= THE EXERCISE =
Filter the listing below, copying every line in which the word "profile" appears.

= DATASET =

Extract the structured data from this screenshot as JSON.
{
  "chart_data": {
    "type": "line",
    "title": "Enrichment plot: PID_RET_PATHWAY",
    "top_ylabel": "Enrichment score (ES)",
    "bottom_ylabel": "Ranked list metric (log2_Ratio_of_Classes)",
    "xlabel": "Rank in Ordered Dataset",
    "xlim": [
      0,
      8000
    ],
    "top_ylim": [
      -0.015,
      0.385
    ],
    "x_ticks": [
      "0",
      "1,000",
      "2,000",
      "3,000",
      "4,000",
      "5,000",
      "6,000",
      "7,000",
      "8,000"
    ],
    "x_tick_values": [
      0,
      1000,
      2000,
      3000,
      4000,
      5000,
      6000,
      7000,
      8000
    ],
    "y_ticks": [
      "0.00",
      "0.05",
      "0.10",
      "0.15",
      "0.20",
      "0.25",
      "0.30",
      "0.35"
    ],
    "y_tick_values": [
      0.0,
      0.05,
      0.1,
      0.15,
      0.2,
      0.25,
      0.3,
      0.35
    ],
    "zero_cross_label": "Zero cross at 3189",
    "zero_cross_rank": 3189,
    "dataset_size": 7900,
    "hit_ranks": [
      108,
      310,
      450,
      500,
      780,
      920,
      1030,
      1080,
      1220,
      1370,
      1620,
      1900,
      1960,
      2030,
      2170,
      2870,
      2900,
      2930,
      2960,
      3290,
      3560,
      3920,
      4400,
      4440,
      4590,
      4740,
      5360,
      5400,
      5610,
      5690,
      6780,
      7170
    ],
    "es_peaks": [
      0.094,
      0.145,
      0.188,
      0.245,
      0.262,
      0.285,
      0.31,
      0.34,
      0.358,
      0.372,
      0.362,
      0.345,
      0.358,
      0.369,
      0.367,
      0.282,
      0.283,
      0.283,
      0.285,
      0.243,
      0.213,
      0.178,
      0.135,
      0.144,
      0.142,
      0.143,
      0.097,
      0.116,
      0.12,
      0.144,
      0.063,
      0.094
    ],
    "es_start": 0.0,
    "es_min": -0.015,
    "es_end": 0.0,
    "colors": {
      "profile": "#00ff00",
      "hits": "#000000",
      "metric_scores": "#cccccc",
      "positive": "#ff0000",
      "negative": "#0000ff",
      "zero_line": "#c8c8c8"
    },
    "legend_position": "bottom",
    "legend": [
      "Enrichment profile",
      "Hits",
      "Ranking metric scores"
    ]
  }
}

= THE RESPONSE =
      "profile": "#00ff00",
      "Enrichment profile",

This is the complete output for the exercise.